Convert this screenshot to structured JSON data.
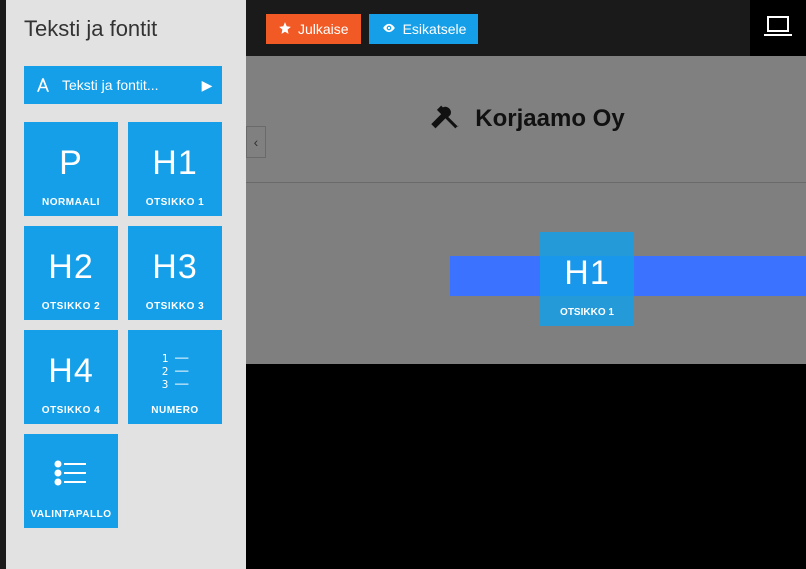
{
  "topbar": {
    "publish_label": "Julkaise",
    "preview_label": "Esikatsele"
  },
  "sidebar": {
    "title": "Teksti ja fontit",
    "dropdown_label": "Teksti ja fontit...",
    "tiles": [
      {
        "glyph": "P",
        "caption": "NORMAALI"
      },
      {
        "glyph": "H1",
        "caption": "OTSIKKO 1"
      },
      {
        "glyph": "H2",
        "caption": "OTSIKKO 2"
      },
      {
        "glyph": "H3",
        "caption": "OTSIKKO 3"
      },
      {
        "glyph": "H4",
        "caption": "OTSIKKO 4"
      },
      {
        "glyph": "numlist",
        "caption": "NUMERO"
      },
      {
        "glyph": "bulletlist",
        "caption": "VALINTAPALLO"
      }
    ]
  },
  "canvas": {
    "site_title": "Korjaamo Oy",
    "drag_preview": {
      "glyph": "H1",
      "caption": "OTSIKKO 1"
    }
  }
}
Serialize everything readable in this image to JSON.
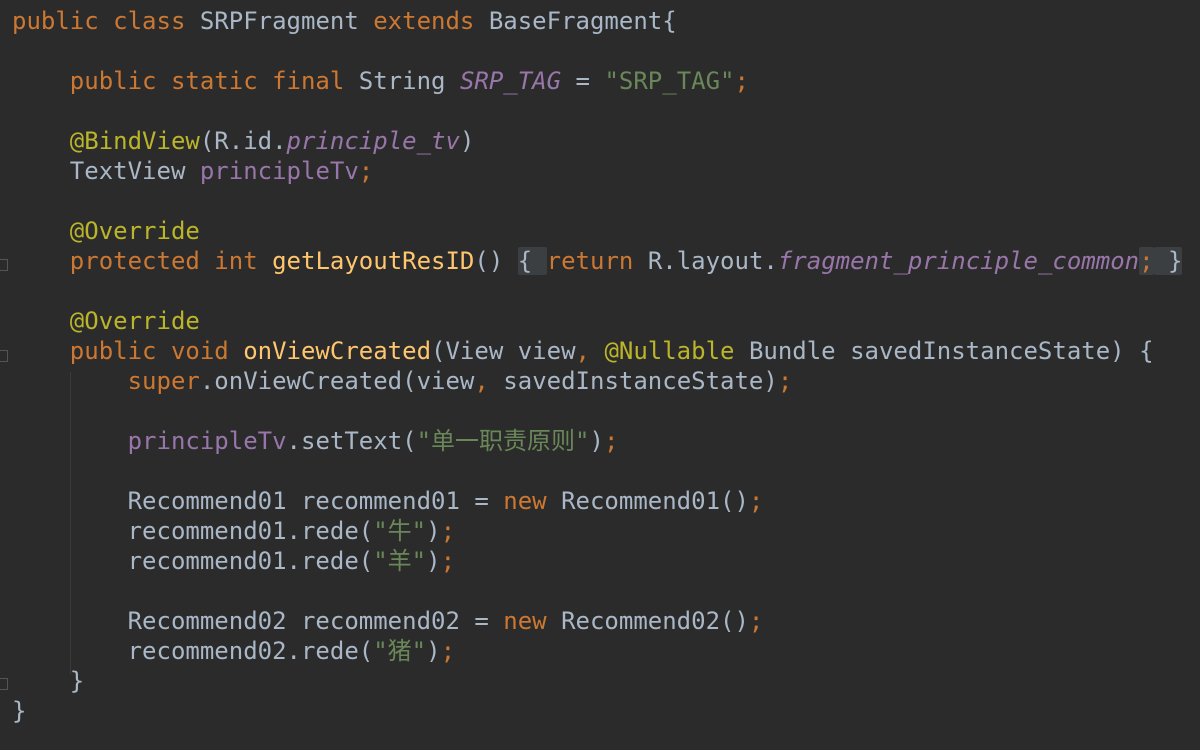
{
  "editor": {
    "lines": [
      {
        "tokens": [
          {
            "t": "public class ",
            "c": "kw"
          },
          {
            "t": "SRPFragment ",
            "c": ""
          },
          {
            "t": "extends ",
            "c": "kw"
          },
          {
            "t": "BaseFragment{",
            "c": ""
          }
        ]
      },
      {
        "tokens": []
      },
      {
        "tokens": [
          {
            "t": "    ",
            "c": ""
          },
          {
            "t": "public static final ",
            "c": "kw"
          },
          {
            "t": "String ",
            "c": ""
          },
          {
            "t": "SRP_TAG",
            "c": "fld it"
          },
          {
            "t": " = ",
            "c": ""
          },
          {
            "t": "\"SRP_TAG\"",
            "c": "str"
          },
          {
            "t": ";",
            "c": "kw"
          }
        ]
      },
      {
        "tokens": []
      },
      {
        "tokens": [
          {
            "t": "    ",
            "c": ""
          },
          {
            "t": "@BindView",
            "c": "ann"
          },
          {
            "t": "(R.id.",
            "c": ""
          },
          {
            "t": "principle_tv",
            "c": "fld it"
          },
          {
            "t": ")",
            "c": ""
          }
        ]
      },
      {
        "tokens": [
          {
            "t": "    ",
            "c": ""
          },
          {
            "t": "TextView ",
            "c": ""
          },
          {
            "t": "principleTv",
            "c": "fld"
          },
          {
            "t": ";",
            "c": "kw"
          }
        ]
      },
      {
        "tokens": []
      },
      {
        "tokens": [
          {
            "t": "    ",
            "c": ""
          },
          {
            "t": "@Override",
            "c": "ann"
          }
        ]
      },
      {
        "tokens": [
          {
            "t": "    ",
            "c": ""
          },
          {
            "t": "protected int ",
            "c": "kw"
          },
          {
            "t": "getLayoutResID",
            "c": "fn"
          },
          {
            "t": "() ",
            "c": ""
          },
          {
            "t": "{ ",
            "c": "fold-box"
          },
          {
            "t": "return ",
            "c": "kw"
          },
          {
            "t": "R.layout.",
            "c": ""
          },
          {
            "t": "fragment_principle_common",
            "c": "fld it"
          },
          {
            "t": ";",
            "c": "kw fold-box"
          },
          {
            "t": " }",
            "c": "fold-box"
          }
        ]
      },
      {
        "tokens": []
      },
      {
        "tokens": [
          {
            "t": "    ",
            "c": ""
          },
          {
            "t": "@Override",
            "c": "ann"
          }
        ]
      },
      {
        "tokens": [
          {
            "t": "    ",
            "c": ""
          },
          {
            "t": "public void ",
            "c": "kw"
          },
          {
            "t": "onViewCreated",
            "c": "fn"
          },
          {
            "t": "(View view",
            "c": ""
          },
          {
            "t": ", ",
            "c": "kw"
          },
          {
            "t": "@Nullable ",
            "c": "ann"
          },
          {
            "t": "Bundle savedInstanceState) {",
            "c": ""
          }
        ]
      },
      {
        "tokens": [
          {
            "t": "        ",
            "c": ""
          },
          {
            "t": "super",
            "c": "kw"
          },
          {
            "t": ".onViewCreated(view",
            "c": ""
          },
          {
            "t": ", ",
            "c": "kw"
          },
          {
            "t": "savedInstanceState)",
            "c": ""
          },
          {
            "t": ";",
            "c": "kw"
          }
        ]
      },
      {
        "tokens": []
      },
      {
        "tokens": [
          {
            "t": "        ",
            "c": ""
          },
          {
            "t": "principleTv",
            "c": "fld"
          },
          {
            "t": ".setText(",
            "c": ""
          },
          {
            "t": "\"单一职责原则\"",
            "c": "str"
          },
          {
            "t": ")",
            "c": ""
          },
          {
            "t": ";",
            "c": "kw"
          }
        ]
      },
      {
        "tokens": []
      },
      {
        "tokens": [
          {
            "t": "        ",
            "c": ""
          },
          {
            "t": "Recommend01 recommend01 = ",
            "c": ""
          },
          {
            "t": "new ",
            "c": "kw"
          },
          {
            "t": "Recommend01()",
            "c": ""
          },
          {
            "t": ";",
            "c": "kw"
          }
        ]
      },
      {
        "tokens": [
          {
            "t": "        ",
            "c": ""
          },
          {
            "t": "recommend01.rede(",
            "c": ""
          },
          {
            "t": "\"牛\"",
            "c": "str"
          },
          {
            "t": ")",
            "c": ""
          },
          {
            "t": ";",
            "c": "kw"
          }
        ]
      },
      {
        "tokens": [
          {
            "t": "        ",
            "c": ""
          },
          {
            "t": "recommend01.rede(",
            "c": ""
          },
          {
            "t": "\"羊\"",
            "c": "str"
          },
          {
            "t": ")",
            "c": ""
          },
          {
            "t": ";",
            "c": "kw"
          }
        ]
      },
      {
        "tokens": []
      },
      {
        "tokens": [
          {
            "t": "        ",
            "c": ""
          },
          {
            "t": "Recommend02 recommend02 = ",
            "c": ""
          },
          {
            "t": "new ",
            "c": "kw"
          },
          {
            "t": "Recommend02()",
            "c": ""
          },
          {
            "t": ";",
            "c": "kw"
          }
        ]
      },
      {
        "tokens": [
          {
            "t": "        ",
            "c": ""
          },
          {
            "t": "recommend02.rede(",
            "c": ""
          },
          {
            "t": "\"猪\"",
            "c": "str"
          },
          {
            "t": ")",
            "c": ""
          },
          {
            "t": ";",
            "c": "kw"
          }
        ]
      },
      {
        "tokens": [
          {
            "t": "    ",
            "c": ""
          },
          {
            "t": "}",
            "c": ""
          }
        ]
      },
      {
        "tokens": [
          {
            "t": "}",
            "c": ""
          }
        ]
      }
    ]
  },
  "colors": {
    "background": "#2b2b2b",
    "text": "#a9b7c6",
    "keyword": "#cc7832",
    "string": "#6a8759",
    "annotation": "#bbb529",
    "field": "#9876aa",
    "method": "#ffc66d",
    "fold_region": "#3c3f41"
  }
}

- - - -

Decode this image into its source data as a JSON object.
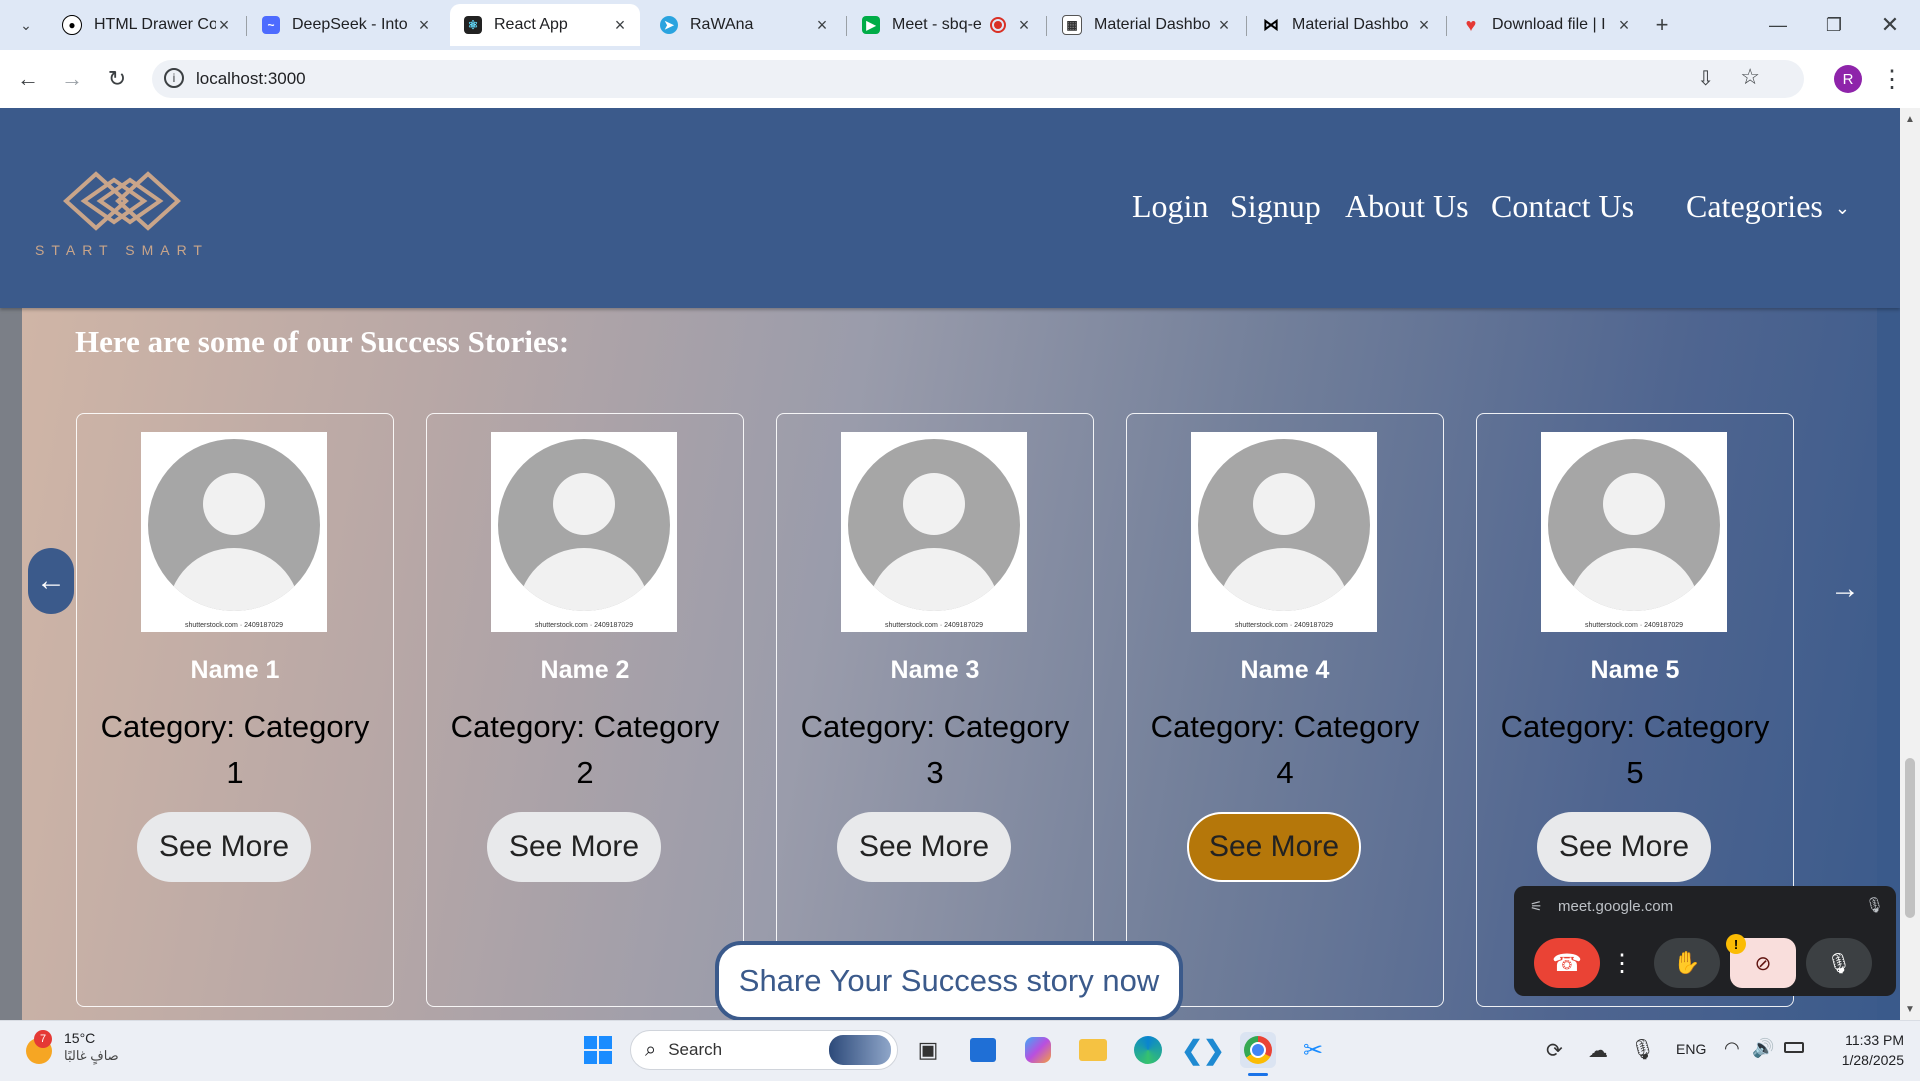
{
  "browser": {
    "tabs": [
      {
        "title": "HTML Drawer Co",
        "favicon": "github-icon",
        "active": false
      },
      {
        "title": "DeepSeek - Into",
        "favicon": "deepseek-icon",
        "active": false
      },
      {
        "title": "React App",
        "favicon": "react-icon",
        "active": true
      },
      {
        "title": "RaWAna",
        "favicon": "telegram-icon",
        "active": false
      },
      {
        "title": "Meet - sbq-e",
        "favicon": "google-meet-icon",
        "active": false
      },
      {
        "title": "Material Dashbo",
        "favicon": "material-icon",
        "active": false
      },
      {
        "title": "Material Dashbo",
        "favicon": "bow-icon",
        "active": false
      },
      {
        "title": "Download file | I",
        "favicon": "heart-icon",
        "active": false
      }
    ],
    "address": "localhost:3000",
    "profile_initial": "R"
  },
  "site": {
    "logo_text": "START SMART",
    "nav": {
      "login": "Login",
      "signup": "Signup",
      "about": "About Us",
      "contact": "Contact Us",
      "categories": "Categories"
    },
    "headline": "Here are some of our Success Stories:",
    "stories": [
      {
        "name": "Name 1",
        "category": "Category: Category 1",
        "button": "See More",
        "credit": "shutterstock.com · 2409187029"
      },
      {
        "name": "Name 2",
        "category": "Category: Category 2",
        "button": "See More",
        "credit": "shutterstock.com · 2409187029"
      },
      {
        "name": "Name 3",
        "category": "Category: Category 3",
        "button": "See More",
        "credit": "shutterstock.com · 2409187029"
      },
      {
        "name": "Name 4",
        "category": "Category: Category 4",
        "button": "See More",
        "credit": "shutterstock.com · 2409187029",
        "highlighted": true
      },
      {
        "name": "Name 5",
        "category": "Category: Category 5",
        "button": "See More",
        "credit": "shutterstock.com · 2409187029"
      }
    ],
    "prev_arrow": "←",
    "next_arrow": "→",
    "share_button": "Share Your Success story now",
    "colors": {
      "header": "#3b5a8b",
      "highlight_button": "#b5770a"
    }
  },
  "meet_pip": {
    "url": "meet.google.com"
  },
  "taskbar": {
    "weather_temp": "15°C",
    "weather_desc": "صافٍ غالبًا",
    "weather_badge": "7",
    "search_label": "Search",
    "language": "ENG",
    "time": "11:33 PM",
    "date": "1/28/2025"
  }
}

- - - -

Stated problem →
Find the lines with the string "Name" and reproduce them.

Reply to the task →
        "name": "Name 1",
        "name": "Name 2",
        "name": "Name 3",
        "name": "Name 4",
        "name": "Name 5",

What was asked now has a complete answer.